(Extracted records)
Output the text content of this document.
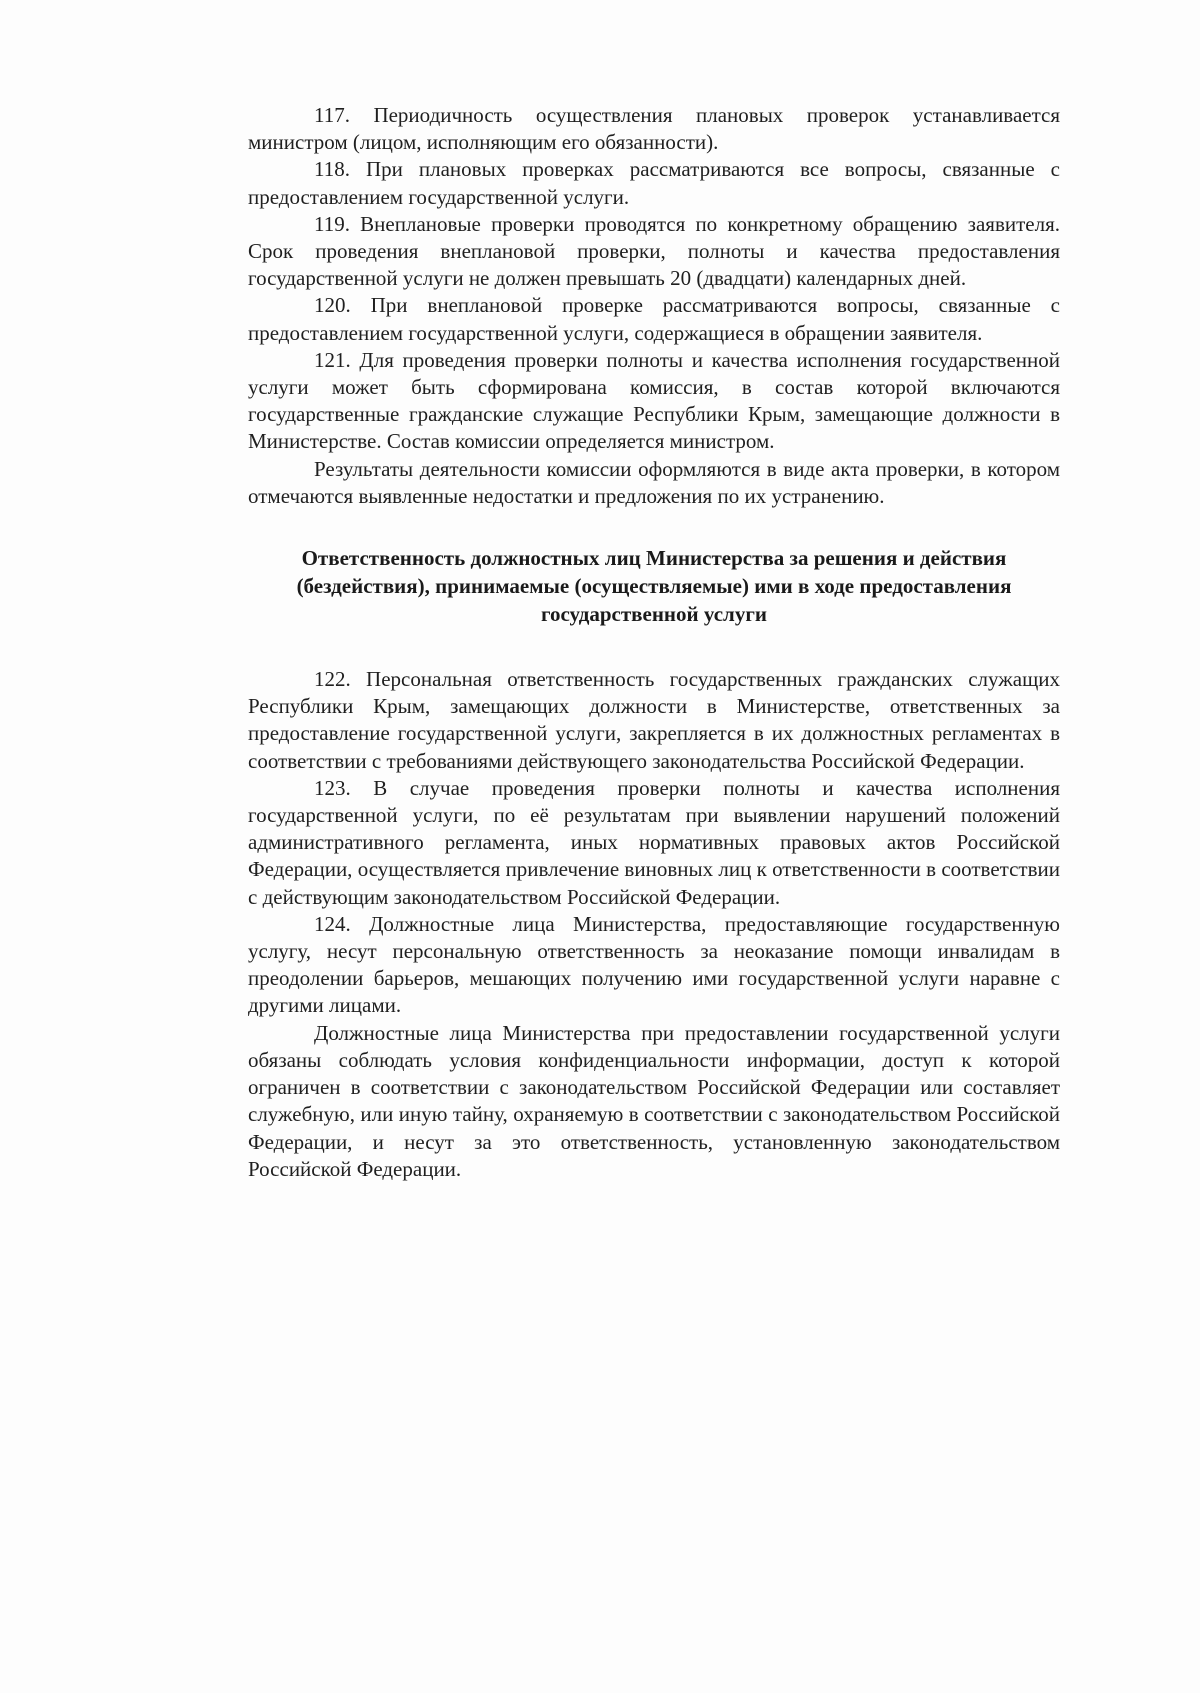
117. Периодичность осуществления плановых проверок устанавливается министром (лицом, исполняющим его обязанности).

118. При плановых проверках рассматриваются все вопросы, связанные с предоставлением государственной услуги.

119. Внеплановые проверки проводятся по конкретному обращению заявителя. Срок проведения внеплановой проверки, полноты и качества предоставления государственной услуги не должен превышать 20 (двадцати) календарных дней.

120. При внеплановой проверке рассматриваются вопросы, связанные с предоставлением государственной услуги, содержащиеся в обращении заявителя.

121. Для проведения проверки полноты и качества исполнения государственной услуги может быть сформирована комиссия, в состав которой включаются государственные гражданские служащие Республики Крым, замещающие должности в Министерстве. Состав комиссии определяется министром.

Результаты деятельности комиссии оформляются в виде акта проверки, в котором отмечаются выявленные недостатки и предложения по их устранению.

Ответственность должностных лиц Министерства за решения и действия (бездействия), принимаемые (осуществляемые) ими в ходе предоставления государственной услуги

122. Персональная ответственность государственных гражданских служащих Республики Крым, замещающих должности в Министерстве, ответственных за предоставление государственной услуги, закрепляется в их должностных регламентах в соответствии с требованиями действующего законодательства Российской Федерации.

123. В случае проведения проверки полноты и качества исполнения государственной услуги, по её результатам при выявлении нарушений положений административного регламента, иных нормативных правовых актов Российской Федерации, осуществляется привлечение виновных лиц к ответственности в соответствии с действующим законодательством Российской Федерации.

124. Должностные лица Министерства, предоставляющие государственную услугу, несут персональную ответственность за неоказание помощи инвалидам в преодолении барьеров, мешающих получению ими государственной услуги наравне с другими лицами.

Должностные лица Министерства при предоставлении государственной услуги обязаны соблюдать условия конфиденциальности информации, доступ к которой ограничен в соответствии с законодательством Российской Федерации или составляет служебную, или иную тайну, охраняемую в соответствии с законодательством Российской Федерации, и несут за это ответственность, установленную законодательством Российской Федерации.
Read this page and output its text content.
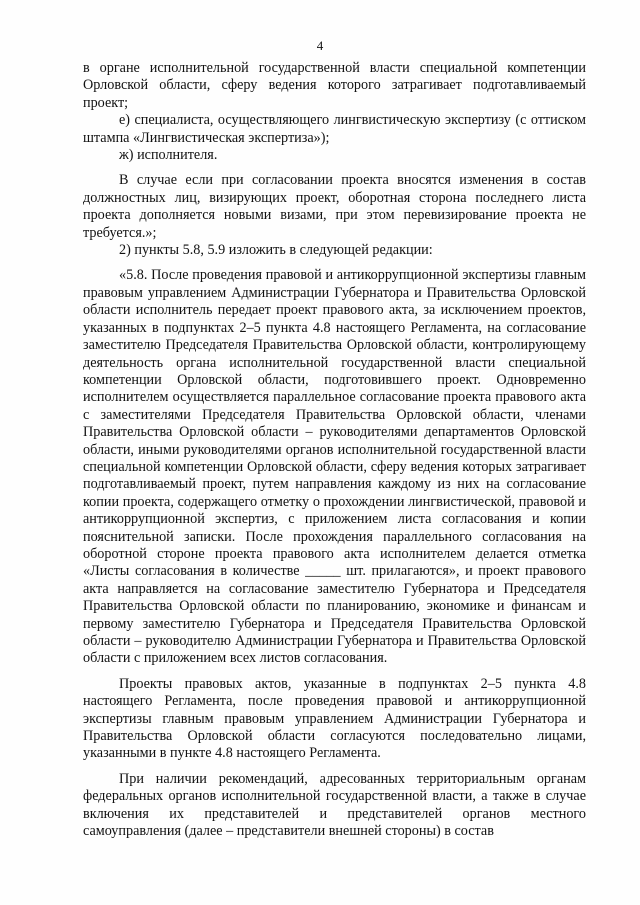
4

в органе исполнительной государственной власти специальной компетенции Орловской области, сферу ведения которого затрагивает подготавливаемый проект;

е) специалиста, осуществляющего лингвистическую экспертизу (с оттиском штампа «Лингвистическая экспертиза»);

ж) исполнителя.

В случае если при согласовании проекта вносятся изменения в состав должностных лиц, визирующих проект, оборотная сторона последнего листа проекта дополняется новыми визами, при этом перевизирование проекта не требуется.»;

2) пункты 5.8, 5.9 изложить в следующей редакции:

«5.8. После проведения правовой и антикоррупционной экспертизы главным правовым управлением Администрации Губернатора и Правительства Орловской области исполнитель передает проект правового акта, за исключением проектов, указанных в подпунктах 2–5 пункта 4.8 настоящего Регламента, на согласование заместителю Председателя Правительства Орловской области, контролирующему деятельность органа исполнительной государственной власти специальной компетенции Орловской области, подготовившего проект. Одновременно исполнителем осуществляется параллельное согласование проекта правового акта с заместителями Председателя Правительства Орловской области, членами Правительства Орловской области – руководителями департаментов Орловской области, иными руководителями органов исполнительной государственной власти специальной компетенции Орловской области, сферу ведения которых затрагивает подготавливаемый проект, путем направления каждому из них на согласование копии проекта, содержащего отметку о прохождении лингвистической, правовой и антикоррупционной экспертиз, с приложением листа согласования и копии пояснительной записки. После прохождения параллельного согласования на оборотной стороне проекта правового акта исполнителем делается отметка «Листы согласования в количестве _____ шт. прилагаются», и проект правового акта направляется на согласование заместителю Губернатора и Председателя Правительства Орловской области по планированию, экономике и финансам и первому заместителю Губернатора и Председателя Правительства Орловской области – руководителю Администрации Губернатора и Правительства Орловской области с приложением всех листов согласования.

Проекты правовых актов, указанные в подпунктах 2–5 пункта 4.8 настоящего Регламента, после проведения правовой и антикоррупционной экспертизы главным правовым управлением Администрации Губернатора и Правительства Орловской области согласуются последовательно лицами, указанными в пункте 4.8 настоящего Регламента.

При наличии рекомендаций, адресованных территориальным органам федеральных органов исполнительной государственной власти, а также в случае включения их представителей и представителей органов местного самоуправления (далее – представители внешней стороны) в состав
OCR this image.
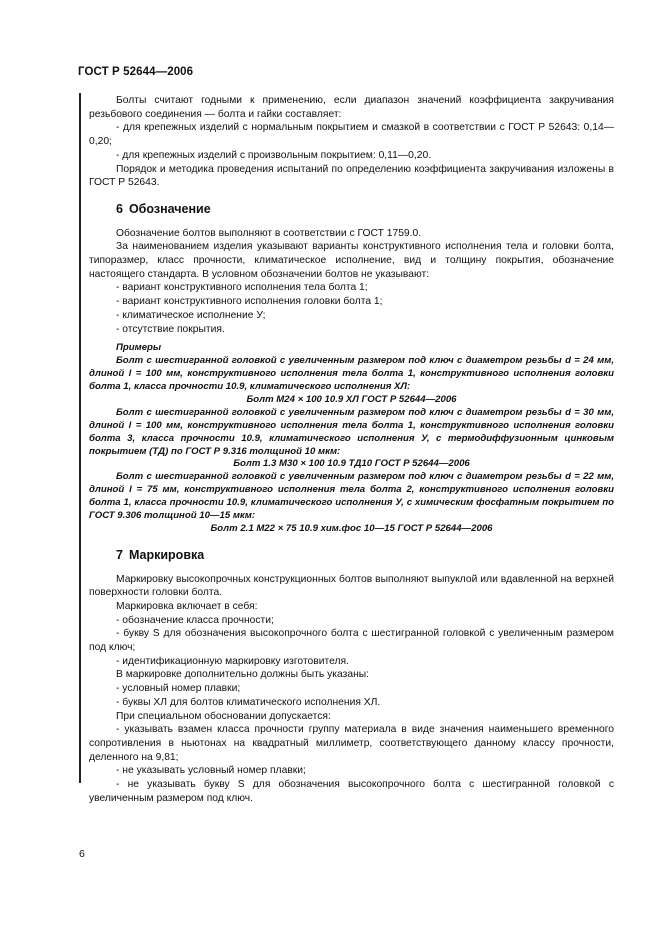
ГОСТ Р 52644—2006

Болты считают годными к применению, если диапазон значений коэффициента закручивания резьбового соединения — болта и гайки составляет:

- для крепежных изделий с нормальным покрытием и смазкой в соответствии с ГОСТ Р 52643: 0,14—0,20;

- для крепежных изделий с произвольным покрытием: 0,11—0,20.

Порядок и методика проведения испытаний по определению коэффициента закручивания изложены в ГОСТ Р 52643.

6 Обозначение

Обозначение болтов выполняют в соответствии с ГОСТ 1759.0.

За наименованием изделия указывают варианты конструктивного исполнения тела и головки болта, типоразмер, класс прочности, климатическое исполнение, вид и толщину покрытия, обозначение настоящего стандарта. В условном обозначении болтов не указывают:

- вариант конструктивного исполнения тела болта 1;

- вариант конструктивного исполнения головки болта 1;

- климатическое исполнение У;

- отсутствие покрытия.

Примеры

Болт с шестигранной головкой с увеличенным размером под ключ с диаметром резьбы d = 24 мм, длиной l = 100 мм, конструктивного исполнения тела болта 1, конструктивного исполнения головки болта 1, класса прочности 10.9, климатического исполнения ХЛ:

Болт М24 × 100 10.9 ХЛ ГОСТ Р 52644—2006

Болт с шестигранной головкой с увеличенным размером под ключ с диаметром резьбы d = 30 мм, длиной l = 100 мм, конструктивного исполнения тела болта 1, конструктивного исполнения головки болта 3, класса прочности 10.9, климатического исполнения У, с термодиффузионным цинковым покрытием (ТД) по ГОСТ Р 9.316 толщиной 10 мкм:

Болт 1.3 М30 × 100 10.9 ТД10 ГОСТ Р 52644—2006

Болт с шестигранной головкой с увеличенным размером под ключ с диаметром резьбы d = 22 мм, длиной l = 75 мм, конструктивного исполнения тела болта 2, конструктивного исполнения головки болта 1, класса прочности 10.9, климатического исполнения У, с химическим фосфатным покрытием по ГОСТ 9.306 толщиной 10—15 мкм:

Болт 2.1 М22 × 75 10.9 хим.фос 10—15 ГОСТ Р 52644—2006

7 Маркировка

Маркировку высокопрочных конструкционных болтов выполняют выпуклой или вдавленной на верхней поверхности головки болта.

Маркировка включает в себя:

- обозначение класса прочности;

- букву S для обозначения высокопрочного болта с шестигранной головкой с увеличенным размером под ключ;

- идентификационную маркировку изготовителя.

В маркировке дополнительно должны быть указаны:

- условный номер плавки;

- буквы ХЛ для болтов климатического исполнения ХЛ.

При специальном обосновании допускается:

- указывать взамен класса прочности группу материала в виде значения наименьшего временного сопротивления в ньютонах на квадратный миллиметр, соответствующего данному классу прочности, деленного на 9,81;

- не указывать условный номер плавки;

- не указывать букву S для обозначения высокопрочного болта с шестигранной головкой с увеличенным размером под ключ.

6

(WHAT YOU HAVE TO DO): Identify the lines above with the word "предоставлением". Copy them.

(RESPONSE BELOW):
118. При плановых проверках рассматриваются все вопросы, связанные с предоставлением государственной услуги.
120. При внеплановой проверке рассматриваются вопросы, связанные с предоставлением государственной услуги, содержащиеся в обращении заявителя.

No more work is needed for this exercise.